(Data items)
▼▼▼
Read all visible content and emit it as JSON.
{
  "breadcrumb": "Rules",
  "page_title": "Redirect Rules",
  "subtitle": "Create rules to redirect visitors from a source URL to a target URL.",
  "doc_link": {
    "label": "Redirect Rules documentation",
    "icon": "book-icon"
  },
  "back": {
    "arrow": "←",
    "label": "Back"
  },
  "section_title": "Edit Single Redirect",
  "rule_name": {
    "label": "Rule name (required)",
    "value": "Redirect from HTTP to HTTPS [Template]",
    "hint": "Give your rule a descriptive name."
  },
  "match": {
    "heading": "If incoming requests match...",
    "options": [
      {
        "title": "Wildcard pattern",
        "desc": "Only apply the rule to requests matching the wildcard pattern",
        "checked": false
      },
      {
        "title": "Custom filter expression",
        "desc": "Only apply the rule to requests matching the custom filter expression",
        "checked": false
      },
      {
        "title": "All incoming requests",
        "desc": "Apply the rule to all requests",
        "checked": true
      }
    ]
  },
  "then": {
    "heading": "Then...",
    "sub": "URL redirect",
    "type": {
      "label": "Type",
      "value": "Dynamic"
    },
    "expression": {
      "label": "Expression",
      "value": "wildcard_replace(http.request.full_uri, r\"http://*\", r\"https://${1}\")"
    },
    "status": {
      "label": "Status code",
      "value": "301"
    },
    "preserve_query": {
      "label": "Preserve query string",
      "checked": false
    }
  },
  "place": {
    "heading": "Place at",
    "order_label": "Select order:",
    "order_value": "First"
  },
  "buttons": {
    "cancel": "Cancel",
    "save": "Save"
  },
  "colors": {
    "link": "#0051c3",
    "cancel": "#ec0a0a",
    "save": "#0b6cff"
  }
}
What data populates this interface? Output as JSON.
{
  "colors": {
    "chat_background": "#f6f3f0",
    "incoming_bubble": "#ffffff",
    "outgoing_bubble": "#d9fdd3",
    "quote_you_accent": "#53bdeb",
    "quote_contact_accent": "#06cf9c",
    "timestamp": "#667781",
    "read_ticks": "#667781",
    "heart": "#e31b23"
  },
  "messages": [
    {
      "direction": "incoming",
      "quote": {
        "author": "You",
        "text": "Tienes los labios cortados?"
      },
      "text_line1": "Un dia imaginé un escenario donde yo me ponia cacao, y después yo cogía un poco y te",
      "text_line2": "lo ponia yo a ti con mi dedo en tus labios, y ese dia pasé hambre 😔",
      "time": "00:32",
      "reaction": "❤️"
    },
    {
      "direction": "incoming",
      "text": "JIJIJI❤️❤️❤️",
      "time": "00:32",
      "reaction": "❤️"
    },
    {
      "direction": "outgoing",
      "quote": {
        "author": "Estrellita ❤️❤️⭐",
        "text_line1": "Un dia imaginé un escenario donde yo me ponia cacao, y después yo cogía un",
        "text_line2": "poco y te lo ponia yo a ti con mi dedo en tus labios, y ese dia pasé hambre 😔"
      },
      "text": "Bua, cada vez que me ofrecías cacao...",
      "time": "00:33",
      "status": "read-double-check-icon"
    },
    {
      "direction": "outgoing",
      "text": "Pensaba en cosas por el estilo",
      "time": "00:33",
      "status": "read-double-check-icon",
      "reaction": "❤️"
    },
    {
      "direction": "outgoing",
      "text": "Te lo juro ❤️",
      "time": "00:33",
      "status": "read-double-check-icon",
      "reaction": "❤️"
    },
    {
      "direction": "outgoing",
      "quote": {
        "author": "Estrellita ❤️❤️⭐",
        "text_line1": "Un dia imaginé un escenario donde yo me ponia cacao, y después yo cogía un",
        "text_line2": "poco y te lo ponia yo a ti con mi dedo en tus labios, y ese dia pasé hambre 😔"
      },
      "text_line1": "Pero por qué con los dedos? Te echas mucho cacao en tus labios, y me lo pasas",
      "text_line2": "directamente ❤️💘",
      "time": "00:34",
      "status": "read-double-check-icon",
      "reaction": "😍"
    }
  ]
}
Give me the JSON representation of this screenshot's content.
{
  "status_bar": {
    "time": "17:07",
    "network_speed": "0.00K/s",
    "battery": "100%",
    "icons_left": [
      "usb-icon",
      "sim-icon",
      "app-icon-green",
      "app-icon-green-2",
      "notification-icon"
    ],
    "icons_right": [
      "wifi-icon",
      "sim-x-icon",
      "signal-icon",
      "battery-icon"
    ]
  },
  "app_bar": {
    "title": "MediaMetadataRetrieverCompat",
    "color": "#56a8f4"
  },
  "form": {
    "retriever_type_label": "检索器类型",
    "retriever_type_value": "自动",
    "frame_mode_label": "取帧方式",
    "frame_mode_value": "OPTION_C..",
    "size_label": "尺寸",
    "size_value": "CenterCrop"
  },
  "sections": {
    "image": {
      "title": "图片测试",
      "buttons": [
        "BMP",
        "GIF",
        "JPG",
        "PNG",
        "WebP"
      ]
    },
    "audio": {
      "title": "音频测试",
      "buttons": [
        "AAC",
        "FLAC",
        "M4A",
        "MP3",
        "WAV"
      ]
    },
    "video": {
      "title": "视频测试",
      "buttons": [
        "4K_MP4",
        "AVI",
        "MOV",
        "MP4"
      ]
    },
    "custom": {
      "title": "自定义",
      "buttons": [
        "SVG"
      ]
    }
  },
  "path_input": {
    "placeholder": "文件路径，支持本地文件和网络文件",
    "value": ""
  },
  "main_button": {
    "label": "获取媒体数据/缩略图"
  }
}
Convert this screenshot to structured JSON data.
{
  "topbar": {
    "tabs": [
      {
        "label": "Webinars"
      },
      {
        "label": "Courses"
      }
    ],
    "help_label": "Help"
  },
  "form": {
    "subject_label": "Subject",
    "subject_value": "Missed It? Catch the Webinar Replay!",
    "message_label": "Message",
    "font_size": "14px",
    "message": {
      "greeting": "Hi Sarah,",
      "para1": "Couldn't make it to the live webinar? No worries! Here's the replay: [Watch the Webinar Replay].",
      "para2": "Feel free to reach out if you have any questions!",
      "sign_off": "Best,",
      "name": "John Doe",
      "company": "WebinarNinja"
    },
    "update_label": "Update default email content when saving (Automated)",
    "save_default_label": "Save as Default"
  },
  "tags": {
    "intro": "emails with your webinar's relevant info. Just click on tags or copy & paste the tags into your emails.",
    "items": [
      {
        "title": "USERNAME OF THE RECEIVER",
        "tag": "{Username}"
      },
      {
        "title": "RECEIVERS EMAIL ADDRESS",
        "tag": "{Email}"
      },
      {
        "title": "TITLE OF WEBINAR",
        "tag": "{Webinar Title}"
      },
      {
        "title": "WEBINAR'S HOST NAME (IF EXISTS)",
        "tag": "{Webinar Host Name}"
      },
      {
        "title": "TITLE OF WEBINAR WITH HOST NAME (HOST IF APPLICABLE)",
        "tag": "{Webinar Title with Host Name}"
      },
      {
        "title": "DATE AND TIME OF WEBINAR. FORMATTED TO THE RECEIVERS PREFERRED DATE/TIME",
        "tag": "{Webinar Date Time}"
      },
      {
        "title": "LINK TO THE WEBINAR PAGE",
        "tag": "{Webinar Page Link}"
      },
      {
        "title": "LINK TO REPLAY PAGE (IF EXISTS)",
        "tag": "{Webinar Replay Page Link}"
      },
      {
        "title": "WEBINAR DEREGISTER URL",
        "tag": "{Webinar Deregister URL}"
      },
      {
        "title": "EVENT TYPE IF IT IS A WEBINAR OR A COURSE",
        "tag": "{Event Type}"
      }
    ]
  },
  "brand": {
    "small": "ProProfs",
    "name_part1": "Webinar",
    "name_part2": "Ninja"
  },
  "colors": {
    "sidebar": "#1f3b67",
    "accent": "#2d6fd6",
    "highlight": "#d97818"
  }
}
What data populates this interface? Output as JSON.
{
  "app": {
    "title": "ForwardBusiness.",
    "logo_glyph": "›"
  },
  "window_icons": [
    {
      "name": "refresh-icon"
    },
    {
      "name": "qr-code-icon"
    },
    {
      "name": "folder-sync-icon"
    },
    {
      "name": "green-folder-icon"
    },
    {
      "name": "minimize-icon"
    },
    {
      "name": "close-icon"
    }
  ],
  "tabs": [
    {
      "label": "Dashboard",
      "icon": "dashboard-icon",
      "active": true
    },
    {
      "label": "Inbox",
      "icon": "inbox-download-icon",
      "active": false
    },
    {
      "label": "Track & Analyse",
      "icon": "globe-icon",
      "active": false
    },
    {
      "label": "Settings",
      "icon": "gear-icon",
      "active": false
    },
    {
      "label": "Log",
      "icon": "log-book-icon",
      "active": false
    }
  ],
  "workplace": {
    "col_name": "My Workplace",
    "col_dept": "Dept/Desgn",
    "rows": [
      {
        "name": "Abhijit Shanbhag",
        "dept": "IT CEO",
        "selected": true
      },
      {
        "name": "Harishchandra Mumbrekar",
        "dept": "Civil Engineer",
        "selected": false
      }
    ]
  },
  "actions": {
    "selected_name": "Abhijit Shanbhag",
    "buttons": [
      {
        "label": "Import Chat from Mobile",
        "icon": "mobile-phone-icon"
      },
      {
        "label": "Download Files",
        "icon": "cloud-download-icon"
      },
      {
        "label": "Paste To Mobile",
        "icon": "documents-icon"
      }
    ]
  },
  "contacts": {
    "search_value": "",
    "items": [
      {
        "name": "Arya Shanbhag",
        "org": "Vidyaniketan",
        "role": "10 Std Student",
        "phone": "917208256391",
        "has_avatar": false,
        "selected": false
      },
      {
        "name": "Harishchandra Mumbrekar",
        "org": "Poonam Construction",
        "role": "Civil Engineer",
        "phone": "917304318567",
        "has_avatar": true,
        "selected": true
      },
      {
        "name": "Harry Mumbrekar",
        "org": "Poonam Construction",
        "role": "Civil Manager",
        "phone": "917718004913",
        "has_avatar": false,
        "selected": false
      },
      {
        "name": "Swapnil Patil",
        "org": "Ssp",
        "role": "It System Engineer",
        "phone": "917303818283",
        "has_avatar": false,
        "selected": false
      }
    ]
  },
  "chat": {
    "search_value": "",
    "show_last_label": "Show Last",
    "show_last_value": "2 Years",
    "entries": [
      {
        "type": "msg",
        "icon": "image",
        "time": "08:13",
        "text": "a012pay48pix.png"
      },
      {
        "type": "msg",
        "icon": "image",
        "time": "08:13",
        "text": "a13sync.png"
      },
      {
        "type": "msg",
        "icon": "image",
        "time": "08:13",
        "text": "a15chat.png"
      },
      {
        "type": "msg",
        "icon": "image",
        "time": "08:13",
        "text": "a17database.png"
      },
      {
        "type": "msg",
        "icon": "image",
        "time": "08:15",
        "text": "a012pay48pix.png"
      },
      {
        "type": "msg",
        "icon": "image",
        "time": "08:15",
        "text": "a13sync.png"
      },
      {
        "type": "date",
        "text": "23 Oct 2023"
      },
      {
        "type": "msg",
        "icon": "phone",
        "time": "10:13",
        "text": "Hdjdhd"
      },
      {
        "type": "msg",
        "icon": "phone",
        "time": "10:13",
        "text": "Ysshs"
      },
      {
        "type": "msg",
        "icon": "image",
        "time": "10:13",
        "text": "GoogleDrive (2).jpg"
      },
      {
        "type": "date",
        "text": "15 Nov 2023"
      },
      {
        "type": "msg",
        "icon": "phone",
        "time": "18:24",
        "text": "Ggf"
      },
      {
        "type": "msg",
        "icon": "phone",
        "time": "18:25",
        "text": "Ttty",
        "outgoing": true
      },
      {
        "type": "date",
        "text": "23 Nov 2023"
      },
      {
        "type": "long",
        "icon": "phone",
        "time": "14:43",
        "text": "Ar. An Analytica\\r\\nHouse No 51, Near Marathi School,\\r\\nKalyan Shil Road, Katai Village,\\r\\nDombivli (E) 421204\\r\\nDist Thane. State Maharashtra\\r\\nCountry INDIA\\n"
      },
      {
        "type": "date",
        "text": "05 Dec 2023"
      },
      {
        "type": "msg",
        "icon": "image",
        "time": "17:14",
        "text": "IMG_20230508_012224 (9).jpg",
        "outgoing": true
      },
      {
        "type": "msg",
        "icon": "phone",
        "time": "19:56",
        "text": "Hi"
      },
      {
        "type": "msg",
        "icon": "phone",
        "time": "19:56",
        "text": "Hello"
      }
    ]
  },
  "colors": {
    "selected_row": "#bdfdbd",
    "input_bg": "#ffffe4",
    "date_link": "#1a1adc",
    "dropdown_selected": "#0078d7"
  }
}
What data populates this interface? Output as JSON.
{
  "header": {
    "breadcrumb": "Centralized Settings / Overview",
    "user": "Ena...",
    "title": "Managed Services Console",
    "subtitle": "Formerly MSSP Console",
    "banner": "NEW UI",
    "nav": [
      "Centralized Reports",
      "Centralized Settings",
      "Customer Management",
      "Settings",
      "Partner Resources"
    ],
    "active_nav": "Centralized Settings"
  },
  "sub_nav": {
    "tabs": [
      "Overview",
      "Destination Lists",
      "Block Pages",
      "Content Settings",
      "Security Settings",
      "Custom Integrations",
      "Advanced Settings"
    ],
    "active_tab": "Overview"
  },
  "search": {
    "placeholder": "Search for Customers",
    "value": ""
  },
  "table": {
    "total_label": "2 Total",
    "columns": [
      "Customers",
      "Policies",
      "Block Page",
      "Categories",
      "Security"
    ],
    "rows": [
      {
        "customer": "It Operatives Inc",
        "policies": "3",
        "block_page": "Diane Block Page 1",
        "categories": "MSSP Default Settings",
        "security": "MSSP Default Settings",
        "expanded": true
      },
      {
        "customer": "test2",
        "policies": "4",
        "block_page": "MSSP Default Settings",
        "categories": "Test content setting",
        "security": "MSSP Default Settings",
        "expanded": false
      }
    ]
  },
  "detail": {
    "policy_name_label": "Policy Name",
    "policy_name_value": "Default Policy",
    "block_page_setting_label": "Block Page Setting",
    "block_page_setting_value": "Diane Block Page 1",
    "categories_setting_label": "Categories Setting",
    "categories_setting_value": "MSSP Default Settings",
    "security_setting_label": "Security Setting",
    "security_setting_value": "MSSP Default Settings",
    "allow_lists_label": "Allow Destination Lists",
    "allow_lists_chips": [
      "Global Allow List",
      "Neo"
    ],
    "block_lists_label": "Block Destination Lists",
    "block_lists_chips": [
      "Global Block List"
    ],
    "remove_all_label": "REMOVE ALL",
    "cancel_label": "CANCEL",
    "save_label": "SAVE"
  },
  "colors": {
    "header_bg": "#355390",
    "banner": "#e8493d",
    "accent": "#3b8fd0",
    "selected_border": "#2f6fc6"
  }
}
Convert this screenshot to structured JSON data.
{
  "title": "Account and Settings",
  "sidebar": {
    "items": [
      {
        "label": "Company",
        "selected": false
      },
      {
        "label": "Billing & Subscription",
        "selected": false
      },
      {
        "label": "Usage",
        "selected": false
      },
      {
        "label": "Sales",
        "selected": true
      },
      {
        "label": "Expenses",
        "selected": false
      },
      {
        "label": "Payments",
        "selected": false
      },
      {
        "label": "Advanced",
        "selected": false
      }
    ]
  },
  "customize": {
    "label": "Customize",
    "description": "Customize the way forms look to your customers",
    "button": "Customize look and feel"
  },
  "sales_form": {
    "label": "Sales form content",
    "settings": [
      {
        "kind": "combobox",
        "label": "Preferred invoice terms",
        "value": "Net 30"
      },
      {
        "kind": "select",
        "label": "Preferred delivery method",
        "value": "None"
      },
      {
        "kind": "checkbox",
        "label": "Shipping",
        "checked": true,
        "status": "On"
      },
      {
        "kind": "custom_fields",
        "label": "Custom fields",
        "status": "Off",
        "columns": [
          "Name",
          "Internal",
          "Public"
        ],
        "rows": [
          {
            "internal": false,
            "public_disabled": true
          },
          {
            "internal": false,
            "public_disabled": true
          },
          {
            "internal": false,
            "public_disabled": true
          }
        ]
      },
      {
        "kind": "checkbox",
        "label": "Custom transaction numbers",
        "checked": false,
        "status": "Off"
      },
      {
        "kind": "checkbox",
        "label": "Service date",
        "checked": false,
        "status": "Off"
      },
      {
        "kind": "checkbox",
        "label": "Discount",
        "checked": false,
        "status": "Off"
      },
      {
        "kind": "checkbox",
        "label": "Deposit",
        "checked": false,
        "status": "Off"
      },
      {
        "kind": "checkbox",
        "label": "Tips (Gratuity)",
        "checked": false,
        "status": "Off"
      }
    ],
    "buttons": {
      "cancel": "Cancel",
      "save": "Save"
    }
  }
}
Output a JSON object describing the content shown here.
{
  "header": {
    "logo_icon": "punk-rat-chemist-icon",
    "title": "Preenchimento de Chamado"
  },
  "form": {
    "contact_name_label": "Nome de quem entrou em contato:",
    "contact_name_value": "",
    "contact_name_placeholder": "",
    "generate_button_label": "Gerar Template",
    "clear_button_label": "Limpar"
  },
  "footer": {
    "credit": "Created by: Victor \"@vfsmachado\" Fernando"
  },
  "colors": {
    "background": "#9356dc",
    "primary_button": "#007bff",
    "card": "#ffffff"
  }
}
▲▲▲
**WRITTEN REQUEST**.
From the data above, gather every line that includes the word "Global".

**SOLUTION TO THIS TASK**.
      "Global Allow List",
      "Global Block List"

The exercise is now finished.